* BEGIN Records supplied *
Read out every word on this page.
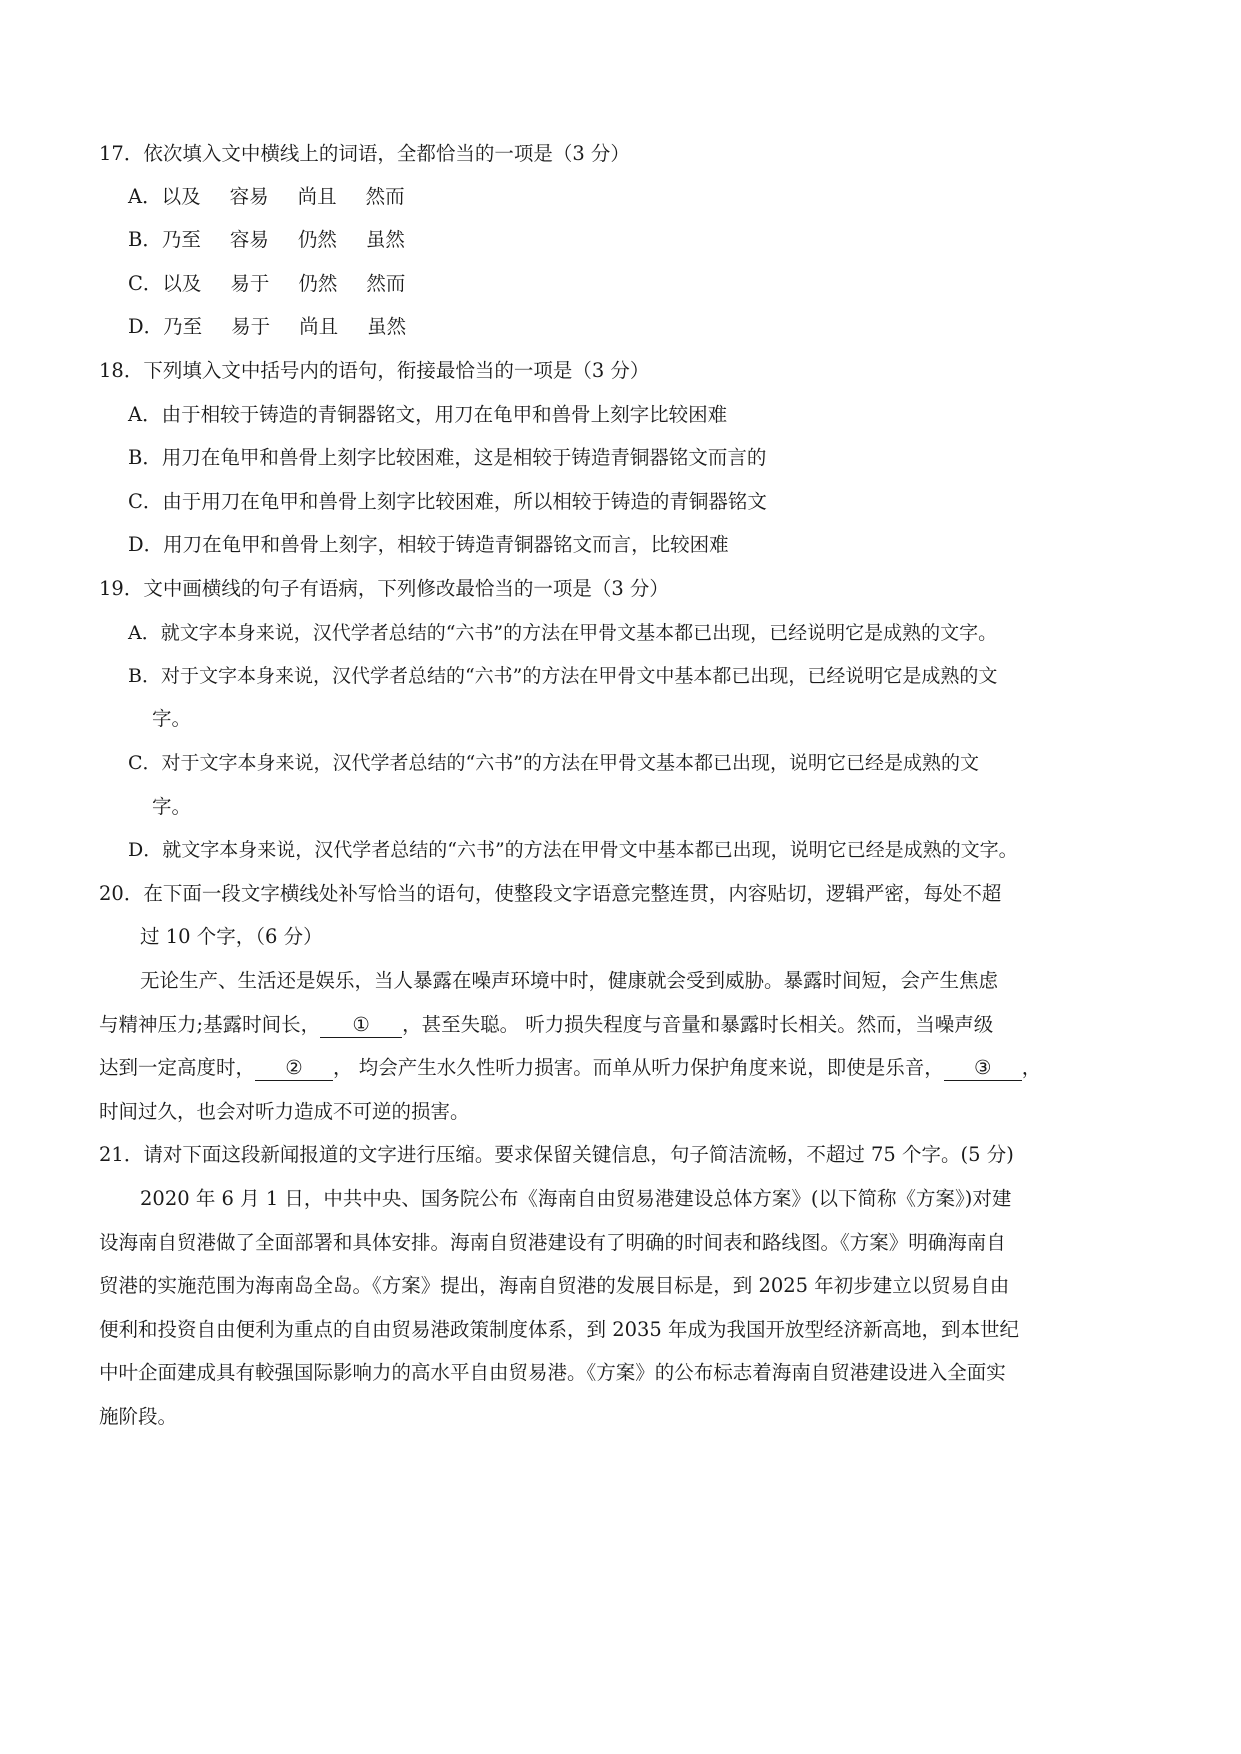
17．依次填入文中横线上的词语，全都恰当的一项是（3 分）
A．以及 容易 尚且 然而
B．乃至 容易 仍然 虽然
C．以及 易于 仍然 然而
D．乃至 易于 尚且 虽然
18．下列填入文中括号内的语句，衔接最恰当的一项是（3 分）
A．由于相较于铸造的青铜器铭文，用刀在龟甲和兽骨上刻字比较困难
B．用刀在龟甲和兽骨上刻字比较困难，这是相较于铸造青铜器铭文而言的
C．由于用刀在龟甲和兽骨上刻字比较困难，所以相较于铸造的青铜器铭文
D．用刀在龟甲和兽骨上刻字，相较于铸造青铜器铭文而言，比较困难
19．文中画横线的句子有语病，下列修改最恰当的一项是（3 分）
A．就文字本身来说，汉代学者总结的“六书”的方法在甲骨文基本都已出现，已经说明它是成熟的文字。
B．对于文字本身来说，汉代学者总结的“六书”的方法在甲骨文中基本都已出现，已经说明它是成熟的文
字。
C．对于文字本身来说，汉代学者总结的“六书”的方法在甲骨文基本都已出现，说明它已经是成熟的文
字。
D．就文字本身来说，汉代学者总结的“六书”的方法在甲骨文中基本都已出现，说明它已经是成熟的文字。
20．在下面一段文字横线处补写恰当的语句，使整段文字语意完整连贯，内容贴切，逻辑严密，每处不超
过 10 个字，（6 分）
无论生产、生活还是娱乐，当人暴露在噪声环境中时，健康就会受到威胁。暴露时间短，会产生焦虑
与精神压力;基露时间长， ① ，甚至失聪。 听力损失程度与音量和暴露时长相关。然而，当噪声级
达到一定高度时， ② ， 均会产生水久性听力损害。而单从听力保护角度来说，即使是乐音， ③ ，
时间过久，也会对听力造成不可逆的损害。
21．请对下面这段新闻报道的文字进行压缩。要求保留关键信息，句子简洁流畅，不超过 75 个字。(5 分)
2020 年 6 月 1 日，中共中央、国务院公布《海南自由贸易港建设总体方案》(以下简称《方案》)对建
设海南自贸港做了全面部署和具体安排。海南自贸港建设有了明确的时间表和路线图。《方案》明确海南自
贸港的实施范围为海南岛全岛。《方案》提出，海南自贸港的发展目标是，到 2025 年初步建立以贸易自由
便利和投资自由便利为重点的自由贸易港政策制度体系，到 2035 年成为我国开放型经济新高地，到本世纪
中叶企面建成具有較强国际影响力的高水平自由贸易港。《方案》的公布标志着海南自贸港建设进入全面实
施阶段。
* END Records supplied *
The problem
Transcribe each line above verbatim, with the pictures left out.

Exercise result
Read out every word on this page.
17．依次填入文中横线上的词语，全都恰当的一项是（3 分）
A．以及 容易 尚且 然而
B．乃至 容易 仍然 虽然
C．以及 易于 仍然 然而
D．乃至 易于 尚且 虽然
18．下列填入文中括号内的语句，衔接最恰当的一项是（3 分）
A．由于相较于铸造的青铜器铭文，用刀在龟甲和兽骨上刻字比较困难
B．用刀在龟甲和兽骨上刻字比较困难，这是相较于铸造青铜器铭文而言的
C．由于用刀在龟甲和兽骨上刻字比较困难，所以相较于铸造的青铜器铭文
D．用刀在龟甲和兽骨上刻字，相较于铸造青铜器铭文而言，比较困难
19．文中画横线的句子有语病，下列修改最恰当的一项是（3 分）
A．就文字本身来说，汉代学者总结的“六书”的方法在甲骨文基本都已出现，已经说明它是成熟的文字。
B．对于文字本身来说，汉代学者总结的“六书”的方法在甲骨文中基本都已出现，已经说明它是成熟的文
字。
C．对于文字本身来说，汉代学者总结的“六书”的方法在甲骨文基本都已出现，说明它已经是成熟的文
字。
D．就文字本身来说，汉代学者总结的“六书”的方法在甲骨文中基本都已出现，说明它已经是成熟的文字。
20．在下面一段文字横线处补写恰当的语句，使整段文字语意完整连贯，内容贴切，逻辑严密，每处不超
过 10 个字，（6 分）
无论生产、生活还是娱乐，当人暴露在噪声环境中时，健康就会受到威胁。暴露时间短，会产生焦虑
与精神压力;基露时间长， ① ，甚至失聪。 听力损失程度与音量和暴露时长相关。然而，当噪声级
达到一定高度时， ② ， 均会产生水久性听力损害。而单从听力保护角度来说，即使是乐音， ③ ，
时间过久，也会对听力造成不可逆的损害。
21．请对下面这段新闻报道的文字进行压缩。要求保留关键信息，句子简洁流畅，不超过 75 个字。(5 分)
2020 年 6 月 1 日，中共中央、国务院公布《海南自由贸易港建设总体方案》(以下简称《方案》)对建
设海南自贸港做了全面部署和具体安排。海南自贸港建设有了明确的时间表和路线图。《方案》明确海南自
贸港的实施范围为海南岛全岛。《方案》提出，海南自贸港的发展目标是，到 2025 年初步建立以贸易自由
便利和投资自由便利为重点的自由贸易港政策制度体系，到 2035 年成为我国开放型经济新高地，到本世纪
中叶企面建成具有較强国际影响力的高水平自由贸易港。《方案》的公布标志着海南自贸港建设进入全面实
施阶段。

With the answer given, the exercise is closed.